* **Exercise data**
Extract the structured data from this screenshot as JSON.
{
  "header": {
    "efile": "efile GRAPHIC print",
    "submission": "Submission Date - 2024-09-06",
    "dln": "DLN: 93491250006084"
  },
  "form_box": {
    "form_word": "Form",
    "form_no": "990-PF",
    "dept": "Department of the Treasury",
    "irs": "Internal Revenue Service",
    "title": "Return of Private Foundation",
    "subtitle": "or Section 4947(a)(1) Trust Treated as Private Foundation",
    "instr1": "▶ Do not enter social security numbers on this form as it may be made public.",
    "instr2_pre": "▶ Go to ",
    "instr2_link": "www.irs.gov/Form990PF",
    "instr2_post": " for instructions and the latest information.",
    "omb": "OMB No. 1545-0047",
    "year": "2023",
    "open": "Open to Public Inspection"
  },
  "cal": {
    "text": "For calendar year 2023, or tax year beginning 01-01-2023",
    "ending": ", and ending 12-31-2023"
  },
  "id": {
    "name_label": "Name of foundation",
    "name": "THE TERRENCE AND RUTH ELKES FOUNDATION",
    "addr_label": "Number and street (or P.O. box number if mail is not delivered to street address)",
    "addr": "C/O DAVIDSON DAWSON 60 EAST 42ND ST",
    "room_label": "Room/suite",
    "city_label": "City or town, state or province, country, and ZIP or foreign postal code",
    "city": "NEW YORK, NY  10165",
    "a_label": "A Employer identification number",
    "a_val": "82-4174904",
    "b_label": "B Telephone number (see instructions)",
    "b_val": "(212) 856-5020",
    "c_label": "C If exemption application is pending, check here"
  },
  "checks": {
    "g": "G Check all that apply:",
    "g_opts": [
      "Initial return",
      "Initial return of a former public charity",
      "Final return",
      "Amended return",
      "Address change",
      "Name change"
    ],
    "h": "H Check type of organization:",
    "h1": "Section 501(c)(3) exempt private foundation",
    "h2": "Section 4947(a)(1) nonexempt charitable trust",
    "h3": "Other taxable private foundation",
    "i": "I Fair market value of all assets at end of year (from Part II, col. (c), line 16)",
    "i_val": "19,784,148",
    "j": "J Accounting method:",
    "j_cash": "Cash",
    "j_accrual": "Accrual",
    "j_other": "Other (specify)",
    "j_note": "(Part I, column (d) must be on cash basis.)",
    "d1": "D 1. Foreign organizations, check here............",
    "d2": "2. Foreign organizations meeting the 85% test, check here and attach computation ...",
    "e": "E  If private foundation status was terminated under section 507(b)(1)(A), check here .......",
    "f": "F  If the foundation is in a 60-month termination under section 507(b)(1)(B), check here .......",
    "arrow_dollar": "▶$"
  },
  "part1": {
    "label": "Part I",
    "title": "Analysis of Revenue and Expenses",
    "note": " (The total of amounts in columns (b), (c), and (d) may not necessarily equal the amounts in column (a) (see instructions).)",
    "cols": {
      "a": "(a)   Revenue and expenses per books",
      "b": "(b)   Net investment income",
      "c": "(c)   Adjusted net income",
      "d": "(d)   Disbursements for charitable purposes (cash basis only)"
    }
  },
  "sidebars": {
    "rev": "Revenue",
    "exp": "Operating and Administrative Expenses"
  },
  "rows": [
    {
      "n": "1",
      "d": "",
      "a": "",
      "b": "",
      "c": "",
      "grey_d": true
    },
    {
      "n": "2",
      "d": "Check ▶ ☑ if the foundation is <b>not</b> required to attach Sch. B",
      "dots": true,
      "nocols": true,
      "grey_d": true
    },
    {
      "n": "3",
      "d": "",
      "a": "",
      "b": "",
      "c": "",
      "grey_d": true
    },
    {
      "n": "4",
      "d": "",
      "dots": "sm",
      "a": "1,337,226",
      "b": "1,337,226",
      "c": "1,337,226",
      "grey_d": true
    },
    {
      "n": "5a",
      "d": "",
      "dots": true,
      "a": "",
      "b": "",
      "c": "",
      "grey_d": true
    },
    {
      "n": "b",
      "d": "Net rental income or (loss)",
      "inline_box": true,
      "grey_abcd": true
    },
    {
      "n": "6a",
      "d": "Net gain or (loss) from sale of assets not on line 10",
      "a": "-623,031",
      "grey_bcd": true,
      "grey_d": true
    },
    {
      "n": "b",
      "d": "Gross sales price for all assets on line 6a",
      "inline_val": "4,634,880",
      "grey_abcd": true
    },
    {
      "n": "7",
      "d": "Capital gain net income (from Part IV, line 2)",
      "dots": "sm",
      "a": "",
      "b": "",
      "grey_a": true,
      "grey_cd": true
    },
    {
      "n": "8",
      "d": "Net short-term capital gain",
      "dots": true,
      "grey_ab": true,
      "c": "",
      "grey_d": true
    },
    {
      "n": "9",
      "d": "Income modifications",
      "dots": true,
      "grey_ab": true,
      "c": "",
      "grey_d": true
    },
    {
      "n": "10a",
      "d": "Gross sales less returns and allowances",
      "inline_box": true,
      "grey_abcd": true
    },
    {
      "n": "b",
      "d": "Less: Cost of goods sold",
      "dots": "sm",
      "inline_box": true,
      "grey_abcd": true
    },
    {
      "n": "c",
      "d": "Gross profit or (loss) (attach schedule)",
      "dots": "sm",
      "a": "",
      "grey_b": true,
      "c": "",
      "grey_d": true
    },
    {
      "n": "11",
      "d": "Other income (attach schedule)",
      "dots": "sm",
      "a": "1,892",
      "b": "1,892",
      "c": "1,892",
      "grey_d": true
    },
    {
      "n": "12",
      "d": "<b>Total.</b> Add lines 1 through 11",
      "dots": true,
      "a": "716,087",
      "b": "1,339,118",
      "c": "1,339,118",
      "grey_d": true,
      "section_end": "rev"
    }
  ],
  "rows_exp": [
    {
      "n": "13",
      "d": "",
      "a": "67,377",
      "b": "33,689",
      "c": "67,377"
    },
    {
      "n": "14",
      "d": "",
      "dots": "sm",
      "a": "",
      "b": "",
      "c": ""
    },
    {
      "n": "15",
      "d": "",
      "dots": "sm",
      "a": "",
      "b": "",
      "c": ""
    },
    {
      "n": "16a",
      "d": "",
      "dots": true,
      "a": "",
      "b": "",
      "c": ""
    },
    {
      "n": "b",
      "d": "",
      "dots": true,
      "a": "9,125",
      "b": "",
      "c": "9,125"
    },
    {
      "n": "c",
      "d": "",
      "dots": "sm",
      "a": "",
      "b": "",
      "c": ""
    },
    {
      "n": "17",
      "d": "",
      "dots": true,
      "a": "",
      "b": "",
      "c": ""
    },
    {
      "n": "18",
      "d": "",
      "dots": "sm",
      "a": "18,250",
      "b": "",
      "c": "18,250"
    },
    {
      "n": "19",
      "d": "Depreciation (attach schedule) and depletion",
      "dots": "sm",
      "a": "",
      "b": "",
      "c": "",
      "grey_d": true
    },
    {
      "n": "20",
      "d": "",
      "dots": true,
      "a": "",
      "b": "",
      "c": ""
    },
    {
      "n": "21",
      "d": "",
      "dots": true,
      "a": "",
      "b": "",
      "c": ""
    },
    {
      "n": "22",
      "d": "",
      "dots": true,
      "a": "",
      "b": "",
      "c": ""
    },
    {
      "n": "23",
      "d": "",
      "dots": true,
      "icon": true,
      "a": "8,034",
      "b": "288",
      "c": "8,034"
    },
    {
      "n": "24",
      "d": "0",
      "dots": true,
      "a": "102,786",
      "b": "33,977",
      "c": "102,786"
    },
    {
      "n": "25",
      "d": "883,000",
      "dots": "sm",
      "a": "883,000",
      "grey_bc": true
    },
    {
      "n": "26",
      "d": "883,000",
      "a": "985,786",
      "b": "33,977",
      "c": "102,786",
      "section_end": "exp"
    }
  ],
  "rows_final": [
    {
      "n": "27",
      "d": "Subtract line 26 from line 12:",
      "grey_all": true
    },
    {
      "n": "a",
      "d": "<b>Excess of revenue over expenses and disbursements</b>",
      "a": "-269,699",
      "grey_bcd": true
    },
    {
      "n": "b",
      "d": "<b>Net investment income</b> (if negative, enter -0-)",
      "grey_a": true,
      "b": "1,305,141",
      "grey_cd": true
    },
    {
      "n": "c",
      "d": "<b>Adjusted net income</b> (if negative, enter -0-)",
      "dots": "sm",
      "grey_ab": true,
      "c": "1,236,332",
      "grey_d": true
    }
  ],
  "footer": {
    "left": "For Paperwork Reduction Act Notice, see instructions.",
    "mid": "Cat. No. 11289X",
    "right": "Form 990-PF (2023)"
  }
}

* **Task instructions**
Copy out each line of the records where the string "from" appears.

* **Result of this task**
Extract the structured data from this screenshot as JSON.
    "i": "I Fair market value of all assets at end of year (from Part II, col. (c), line 16)",
      "d": "Net gain or (loss) from sale of assets not on line 10",
      "d": "Capital gain net income (from Part IV, line 2)",
      "d": "Subtract line 26 from line 12:",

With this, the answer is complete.